— SET PROBLEM —
Set down all of the entries word for word, omitting the images they contain.

— STORED DATA —
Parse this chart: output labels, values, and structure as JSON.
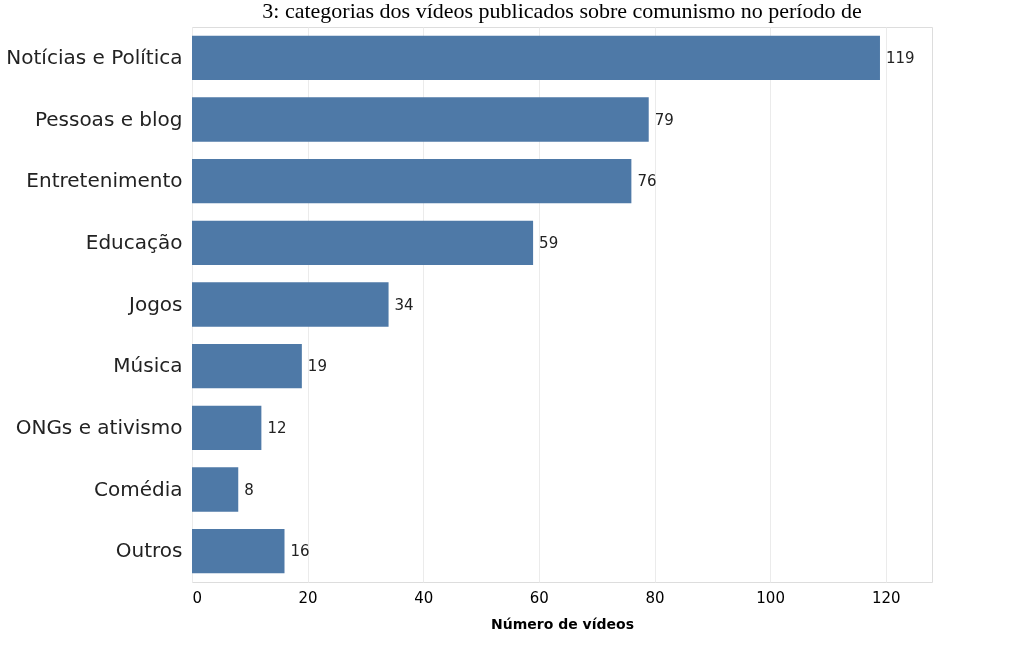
{
  "chart_data": {
    "type": "bar",
    "orientation": "horizontal",
    "title": "3: categorias dos vídeos publicados sobre comunismo no período de",
    "xlabel": "Número de vídeos",
    "categories": [
      "Notícias e Política",
      "Pessoas e blog",
      "Entretenimento",
      "Educação",
      "Jogos",
      "Música",
      "ONGs e ativismo",
      "Comédia",
      "Outros"
    ],
    "values": [
      119,
      79,
      76,
      59,
      34,
      19,
      12,
      8,
      16
    ],
    "color": "#4e79a7",
    "xlim": [
      0,
      128
    ],
    "xticks": [
      0,
      20,
      40,
      60,
      80,
      100,
      120
    ],
    "grid": "x",
    "data_labels": true
  }
}
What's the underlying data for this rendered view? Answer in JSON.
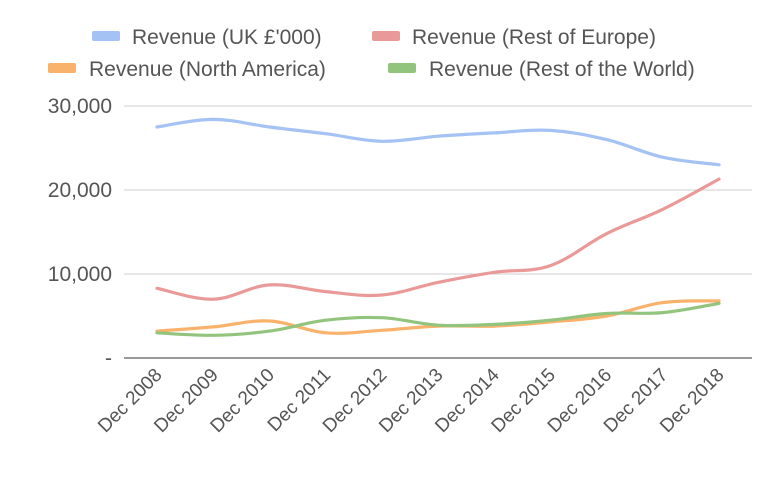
{
  "chart_data": {
    "type": "line",
    "categories": [
      "Dec 2008",
      "Dec 2009",
      "Dec 2010",
      "Dec 2011",
      "Dec 2012",
      "Dec 2013",
      "Dec 2014",
      "Dec 2015",
      "Dec 2016",
      "Dec 2017",
      "Dec 2018"
    ],
    "series": [
      {
        "name": "Revenue (UK £'000)",
        "color": "#a4c2f4",
        "values": [
          27500,
          28400,
          27500,
          26700,
          25800,
          26400,
          26800,
          27100,
          26000,
          23900,
          23000
        ]
      },
      {
        "name": "Revenue (Rest of Europe)",
        "color": "#ea9999",
        "values": [
          8300,
          7000,
          8700,
          7900,
          7500,
          9000,
          10200,
          11000,
          14800,
          17700,
          21300
        ]
      },
      {
        "name": "Revenue (North America)",
        "color": "#f9b26b",
        "values": [
          3200,
          3700,
          4400,
          3000,
          3300,
          3800,
          3800,
          4300,
          5000,
          6600,
          6800
        ]
      },
      {
        "name": "Revenue (Rest of the World)",
        "color": "#93c47d",
        "values": [
          3000,
          2700,
          3200,
          4500,
          4800,
          3900,
          4000,
          4500,
          5300,
          5400,
          6500
        ]
      }
    ],
    "ylim": [
      0,
      30000
    ],
    "y_ticks": [
      0,
      10000,
      20000,
      30000
    ],
    "y_tick_labels": [
      "-",
      "10,000",
      "20,000",
      "30,000"
    ],
    "grid": true,
    "legend_position": "top",
    "xlabel": "",
    "ylabel": "",
    "title": ""
  }
}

— OUTPUT FOR THIS TASK —
Parse this chart: output labels, values, and structure as JSON.
{
  "chart_data": {
    "type": "bar",
    "orientation": "horizontal",
    "title": "3: categorias dos vídeos publicados sobre comunismo no período de",
    "xlabel": "Número de vídeos",
    "categories": [
      "Notícias e Política",
      "Pessoas e blog",
      "Entretenimento",
      "Educação",
      "Jogos",
      "Música",
      "ONGs e ativismo",
      "Comédia",
      "Outros"
    ],
    "values": [
      119,
      79,
      76,
      59,
      34,
      19,
      12,
      8,
      16
    ],
    "color": "#4e79a7",
    "xlim": [
      0,
      128
    ],
    "xticks": [
      0,
      20,
      40,
      60,
      80,
      100,
      120
    ],
    "grid": "x",
    "data_labels": true
  }
}
What's the underlying data for this rendered view? Answer in JSON.
{
  "chart_data": {
    "type": "line",
    "categories": [
      "Dec 2008",
      "Dec 2009",
      "Dec 2010",
      "Dec 2011",
      "Dec 2012",
      "Dec 2013",
      "Dec 2014",
      "Dec 2015",
      "Dec 2016",
      "Dec 2017",
      "Dec 2018"
    ],
    "series": [
      {
        "name": "Revenue (UK £'000)",
        "color": "#a4c2f4",
        "values": [
          27500,
          28400,
          27500,
          26700,
          25800,
          26400,
          26800,
          27100,
          26000,
          23900,
          23000
        ]
      },
      {
        "name": "Revenue (Rest of Europe)",
        "color": "#ea9999",
        "values": [
          8300,
          7000,
          8700,
          7900,
          7500,
          9000,
          10200,
          11000,
          14800,
          17700,
          21300
        ]
      },
      {
        "name": "Revenue (North America)",
        "color": "#f9b26b",
        "values": [
          3200,
          3700,
          4400,
          3000,
          3300,
          3800,
          3800,
          4300,
          5000,
          6600,
          6800
        ]
      },
      {
        "name": "Revenue (Rest of the World)",
        "color": "#93c47d",
        "values": [
          3000,
          2700,
          3200,
          4500,
          4800,
          3900,
          4000,
          4500,
          5300,
          5400,
          6500
        ]
      }
    ],
    "ylim": [
      0,
      30000
    ],
    "y_ticks": [
      0,
      10000,
      20000,
      30000
    ],
    "y_tick_labels": [
      "-",
      "10,000",
      "20,000",
      "30,000"
    ],
    "grid": true,
    "legend_position": "top",
    "xlabel": "",
    "ylabel": "",
    "title": ""
  }
}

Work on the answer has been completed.